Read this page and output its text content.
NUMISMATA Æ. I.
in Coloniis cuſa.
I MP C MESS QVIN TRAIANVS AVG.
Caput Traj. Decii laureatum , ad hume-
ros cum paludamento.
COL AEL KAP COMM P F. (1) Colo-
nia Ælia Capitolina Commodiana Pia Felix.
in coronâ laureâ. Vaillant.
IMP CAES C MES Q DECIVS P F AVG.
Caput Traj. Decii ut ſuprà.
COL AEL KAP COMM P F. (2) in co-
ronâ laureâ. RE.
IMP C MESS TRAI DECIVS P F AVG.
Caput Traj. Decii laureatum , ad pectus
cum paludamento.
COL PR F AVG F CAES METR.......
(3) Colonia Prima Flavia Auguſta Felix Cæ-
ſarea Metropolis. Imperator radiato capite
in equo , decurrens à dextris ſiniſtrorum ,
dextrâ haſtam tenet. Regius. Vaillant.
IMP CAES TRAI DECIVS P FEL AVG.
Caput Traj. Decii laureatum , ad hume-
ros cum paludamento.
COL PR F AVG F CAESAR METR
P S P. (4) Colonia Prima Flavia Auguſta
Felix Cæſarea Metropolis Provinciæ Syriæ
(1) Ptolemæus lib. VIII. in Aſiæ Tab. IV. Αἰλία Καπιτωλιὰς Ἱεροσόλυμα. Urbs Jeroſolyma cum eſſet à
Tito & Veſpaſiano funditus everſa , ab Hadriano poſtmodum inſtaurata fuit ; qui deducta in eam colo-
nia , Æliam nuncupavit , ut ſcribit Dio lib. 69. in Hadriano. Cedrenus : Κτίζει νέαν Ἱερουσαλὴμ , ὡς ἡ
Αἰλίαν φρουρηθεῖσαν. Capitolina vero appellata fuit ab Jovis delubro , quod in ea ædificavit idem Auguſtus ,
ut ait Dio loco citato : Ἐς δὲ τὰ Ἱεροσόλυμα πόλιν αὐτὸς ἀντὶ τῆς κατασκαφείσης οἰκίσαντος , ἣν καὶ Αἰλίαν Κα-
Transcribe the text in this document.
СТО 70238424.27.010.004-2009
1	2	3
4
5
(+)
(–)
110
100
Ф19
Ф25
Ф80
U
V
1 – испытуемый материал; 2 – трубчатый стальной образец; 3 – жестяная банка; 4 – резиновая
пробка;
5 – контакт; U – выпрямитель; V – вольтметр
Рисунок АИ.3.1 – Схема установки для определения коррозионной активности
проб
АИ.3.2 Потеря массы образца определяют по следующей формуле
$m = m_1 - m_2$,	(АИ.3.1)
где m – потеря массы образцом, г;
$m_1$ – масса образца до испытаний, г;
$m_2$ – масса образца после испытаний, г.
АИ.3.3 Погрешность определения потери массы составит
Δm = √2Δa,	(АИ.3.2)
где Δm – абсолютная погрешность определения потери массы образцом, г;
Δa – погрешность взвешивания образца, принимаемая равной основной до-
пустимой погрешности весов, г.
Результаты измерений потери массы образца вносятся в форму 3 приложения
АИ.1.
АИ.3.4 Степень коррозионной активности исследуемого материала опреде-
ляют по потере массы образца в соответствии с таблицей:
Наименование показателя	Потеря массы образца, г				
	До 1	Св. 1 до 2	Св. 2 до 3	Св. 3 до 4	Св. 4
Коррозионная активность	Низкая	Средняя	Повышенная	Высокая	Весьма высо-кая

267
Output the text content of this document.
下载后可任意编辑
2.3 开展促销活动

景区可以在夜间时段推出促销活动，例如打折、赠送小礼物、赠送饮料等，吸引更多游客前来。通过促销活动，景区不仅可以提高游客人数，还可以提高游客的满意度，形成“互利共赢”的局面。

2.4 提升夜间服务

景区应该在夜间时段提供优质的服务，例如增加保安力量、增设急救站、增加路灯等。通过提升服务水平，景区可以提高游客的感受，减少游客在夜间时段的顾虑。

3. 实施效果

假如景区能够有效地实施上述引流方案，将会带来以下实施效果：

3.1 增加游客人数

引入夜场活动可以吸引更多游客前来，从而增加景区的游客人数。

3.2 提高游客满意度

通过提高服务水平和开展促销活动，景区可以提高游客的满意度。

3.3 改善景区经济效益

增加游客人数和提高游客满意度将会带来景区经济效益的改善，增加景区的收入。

------

» **Stated task**
Transcribe the data. Leave every line exactly as it is.

» **Answer below**
Read this page and output its text content.
NUMISMATA Æ. I.
in Coloniis cuſa.
I MP C MESS QVIN TRAIANVS AVG.
Caput Traj. Decii laureatum , ad hume-
ros cum paludamento.
COL AEL KAP COMM P F. (1) Colo-
nia Ælia Capitolina Commodiana Pia Felix.
in coronâ laureâ. Vaillant.
IMP CAES C MES Q DECIVS P F AVG.
Caput Traj. Decii ut ſuprà.
COL AEL KAP COMM P F. (2) in co-
ronâ laureâ. RE.
IMP C MESS TRAI DECIVS P F AVG.
Caput Traj. Decii laureatum , ad pectus
cum paludamento.
COL PR F AVG F CAES METR.......
(3) Colonia Prima Flavia Auguſta Felix Cæ-
ſarea Metropolis. Imperator radiato capite
in equo , decurrens à dextris ſiniſtrorum ,
dextrâ haſtam tenet. Regius. Vaillant.
IMP CAES TRAI DECIVS P FEL AVG.
Caput Traj. Decii laureatum , ad hume-
ros cum paludamento.
COL PR F AVG F CAESAR METR
P S P. (4) Colonia Prima Flavia Auguſta
Felix Cæſarea Metropolis Provinciæ Syriæ
(1) Ptolemæus lib. VIII. in Aſiæ Tab. IV. Αἰλία Καπιτωλιὰς Ἱεροσόλυμα. Urbs Jeroſolyma cum eſſet à
Tito & Veſpaſiano funditus everſa , ab Hadriano poſtmodum inſtaurata fuit ; qui deducta in eam colo-
nia , Æliam nuncupavit , ut ſcribit Dio lib. 69. in Hadriano. Cedrenus : Κτίζει νέαν Ἱερουσαλὴμ , ὡς ἡ
Αἰλίαν φρουρηθεῖσαν. Capitolina vero appellata fuit ab Jovis delubro , quod in ea ædificavit idem Auguſtus ,
ut ait Dio loco citato : Ἐς δὲ τὰ Ἱεροσόλυμα πόλιν αὐτὸς ἀντὶ τῆς κατασκαφείσης οἰκίσαντος , ἣν καὶ Αἰλίαν Κα-
Transcribe the text in this document.
СТО 70238424.27.010.004-2009
1	2	3
4
5
(+)
(–)
110
100
Ф19
Ф25
Ф80
U
V
1 – испытуемый материал; 2 – трубчатый стальной образец; 3 – жестяная банка; 4 – резиновая
пробка;
5 – контакт; U – выпрямитель; V – вольтметр
Рисунок АИ.3.1 – Схема установки для определения коррозионной активности
проб
АИ.3.2 Потеря массы образца определяют по следующей формуле
$m = m_1 - m_2$,	(АИ.3.1)
где m – потеря массы образцом, г;
$m_1$ – масса образца до испытаний, г;
$m_2$ – масса образца после испытаний, г.
АИ.3.3 Погрешность определения потери массы составит
Δm = √2Δa,	(АИ.3.2)
где Δm – абсолютная погрешность определения потери массы образцом, г;
Δa – погрешность взвешивания образца, принимаемая равной основной до-
пустимой погрешности весов, г.
Результаты измерений потери массы образца вносятся в форму 3 приложения
АИ.1.
АИ.3.4 Степень коррозионной активности исследуемого материала опреде-
ляют по потере массы образца в соответствии с таблицей:
Наименование показателя	Потеря массы образца, г				
	До 1	Св. 1 до 2	Св. 2 до 3	Св. 3 до 4	Св. 4
Коррозионная активность	Низкая	Средняя	Повышенная	Высокая	Весьма высо-кая

267
Output the text content of this document.
下载后可任意编辑
2.3 开展促销活动

景区可以在夜间时段推出促销活动，例如打折、赠送小礼物、赠送饮料等，吸引更多游客前来。通过促销活动，景区不仅可以提高游客人数，还可以提高游客的满意度，形成“互利共赢”的局面。

2.4 提升夜间服务

景区应该在夜间时段提供优质的服务，例如增加保安力量、增设急救站、增加路灯等。通过提升服务水平，景区可以提高游客的感受，减少游客在夜间时段的顾虑。

3. 实施效果

假如景区能够有效地实施上述引流方案，将会带来以下实施效果：

3.1 增加游客人数

引入夜场活动可以吸引更多游客前来，从而增加景区的游客人数。

3.2 提高游客满意度

通过提高服务水平和开展促销活动，景区可以提高游客的满意度。

3.3 改善景区经济效益

增加游客人数和提高游客满意度将会带来景区经济效益的改善，增加景区的收入。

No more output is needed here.